> [Your instructions]
Wherever a line holds the word "html", copy that line out.

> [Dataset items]
┌────────

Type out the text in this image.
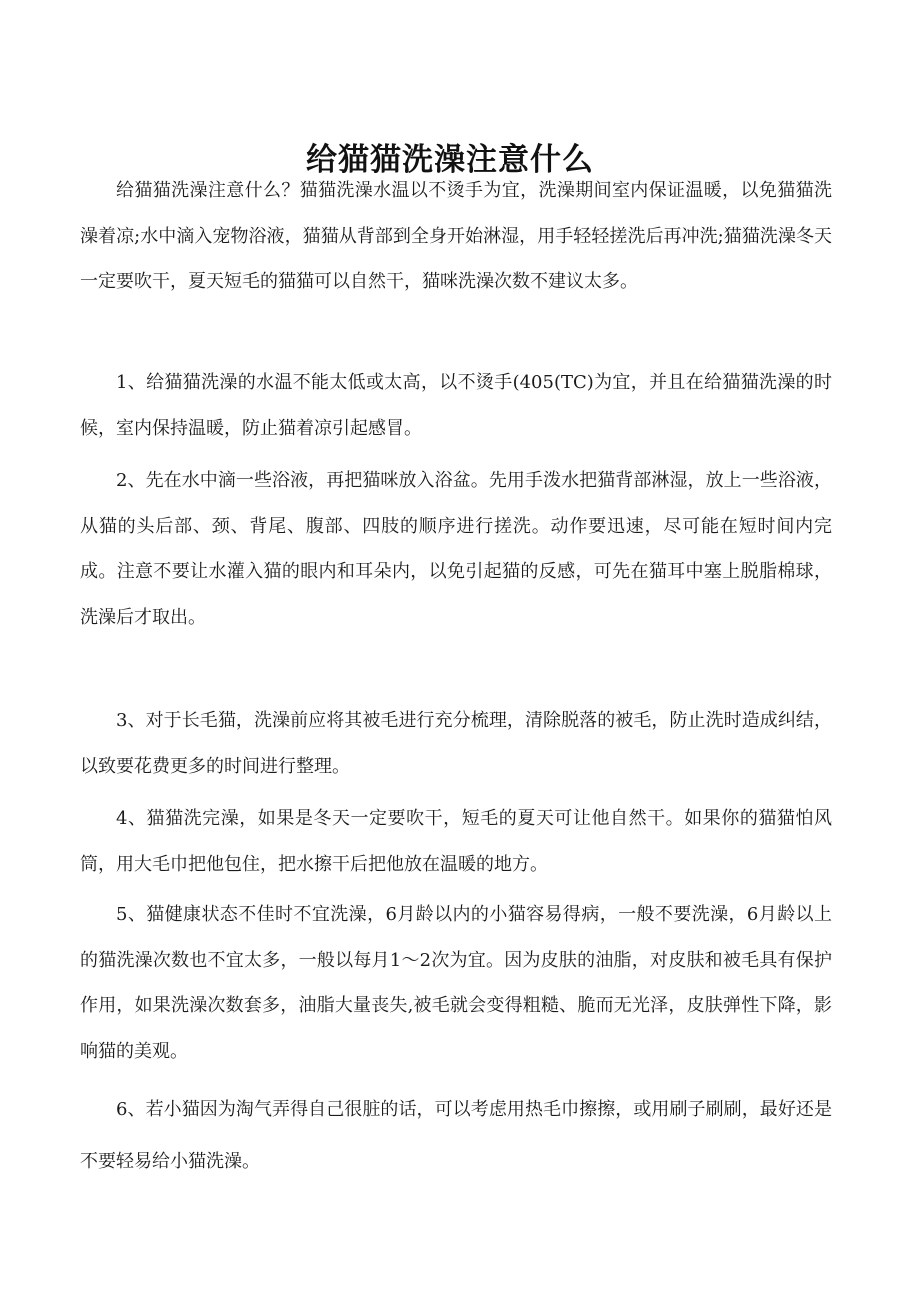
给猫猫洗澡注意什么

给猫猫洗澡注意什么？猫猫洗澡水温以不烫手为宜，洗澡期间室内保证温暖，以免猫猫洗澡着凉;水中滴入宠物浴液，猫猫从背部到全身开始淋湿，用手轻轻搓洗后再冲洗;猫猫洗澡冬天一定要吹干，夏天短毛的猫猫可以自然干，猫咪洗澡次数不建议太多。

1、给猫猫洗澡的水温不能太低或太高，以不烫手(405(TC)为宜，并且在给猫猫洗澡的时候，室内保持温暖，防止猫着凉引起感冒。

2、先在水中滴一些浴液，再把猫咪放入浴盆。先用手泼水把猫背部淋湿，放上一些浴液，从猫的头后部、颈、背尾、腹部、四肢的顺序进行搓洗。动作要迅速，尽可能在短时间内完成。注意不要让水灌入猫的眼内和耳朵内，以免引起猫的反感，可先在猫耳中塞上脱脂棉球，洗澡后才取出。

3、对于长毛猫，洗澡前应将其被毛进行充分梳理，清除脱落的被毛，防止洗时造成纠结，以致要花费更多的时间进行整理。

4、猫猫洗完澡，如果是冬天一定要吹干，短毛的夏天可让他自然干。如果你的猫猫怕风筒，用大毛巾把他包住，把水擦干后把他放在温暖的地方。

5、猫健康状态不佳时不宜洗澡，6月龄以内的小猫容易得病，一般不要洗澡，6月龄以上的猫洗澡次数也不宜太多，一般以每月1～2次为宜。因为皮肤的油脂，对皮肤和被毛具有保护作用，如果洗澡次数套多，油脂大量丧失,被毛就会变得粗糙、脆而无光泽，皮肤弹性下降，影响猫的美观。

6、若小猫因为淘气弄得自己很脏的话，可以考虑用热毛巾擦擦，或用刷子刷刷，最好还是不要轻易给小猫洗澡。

└────────
┌────────

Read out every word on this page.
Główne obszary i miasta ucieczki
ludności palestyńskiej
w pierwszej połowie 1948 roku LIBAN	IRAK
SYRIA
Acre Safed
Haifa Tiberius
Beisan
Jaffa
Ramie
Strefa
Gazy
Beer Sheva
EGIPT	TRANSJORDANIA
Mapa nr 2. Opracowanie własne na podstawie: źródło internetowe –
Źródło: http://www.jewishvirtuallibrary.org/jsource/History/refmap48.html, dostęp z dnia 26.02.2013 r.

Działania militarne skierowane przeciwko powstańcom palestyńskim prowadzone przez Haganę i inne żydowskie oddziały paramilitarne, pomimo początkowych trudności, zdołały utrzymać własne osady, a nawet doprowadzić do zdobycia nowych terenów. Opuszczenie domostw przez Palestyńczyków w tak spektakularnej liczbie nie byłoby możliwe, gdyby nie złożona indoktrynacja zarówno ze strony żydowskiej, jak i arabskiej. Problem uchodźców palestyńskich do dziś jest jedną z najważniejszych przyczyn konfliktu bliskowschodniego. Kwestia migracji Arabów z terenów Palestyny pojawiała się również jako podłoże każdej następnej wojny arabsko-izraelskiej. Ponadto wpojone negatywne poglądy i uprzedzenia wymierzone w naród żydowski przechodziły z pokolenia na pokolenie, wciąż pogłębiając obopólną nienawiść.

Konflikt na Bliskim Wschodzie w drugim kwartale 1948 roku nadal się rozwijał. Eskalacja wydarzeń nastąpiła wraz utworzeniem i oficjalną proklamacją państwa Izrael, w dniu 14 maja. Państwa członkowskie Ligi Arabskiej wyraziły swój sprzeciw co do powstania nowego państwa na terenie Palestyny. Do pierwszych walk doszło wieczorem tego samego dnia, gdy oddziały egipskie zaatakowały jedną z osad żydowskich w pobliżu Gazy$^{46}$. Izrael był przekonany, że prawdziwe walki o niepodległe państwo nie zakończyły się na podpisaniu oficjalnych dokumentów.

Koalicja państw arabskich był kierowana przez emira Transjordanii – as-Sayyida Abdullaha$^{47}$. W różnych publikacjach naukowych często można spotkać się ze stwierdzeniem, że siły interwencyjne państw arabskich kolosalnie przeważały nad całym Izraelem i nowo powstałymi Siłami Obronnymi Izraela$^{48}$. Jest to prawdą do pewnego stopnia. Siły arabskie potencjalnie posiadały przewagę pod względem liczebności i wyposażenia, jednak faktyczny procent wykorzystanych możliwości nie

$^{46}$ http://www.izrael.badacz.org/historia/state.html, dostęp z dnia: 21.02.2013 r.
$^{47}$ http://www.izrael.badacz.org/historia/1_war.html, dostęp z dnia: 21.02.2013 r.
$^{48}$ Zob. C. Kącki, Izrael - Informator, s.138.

└────────

> [Answer for the task]
Źródło: http://www.jewishvirtuallibrary.org/jsource/History/refmap48.html, dostęp z dnia 26.02.2013 r.
$^{46}$ http://www.izrael.badacz.org/historia/state.html, dostęp z dnia: 21.02.2013 r.
$^{47}$ http://www.izrael.badacz.org/historia/1_war.html, dostęp z dnia: 21.02.2013 r.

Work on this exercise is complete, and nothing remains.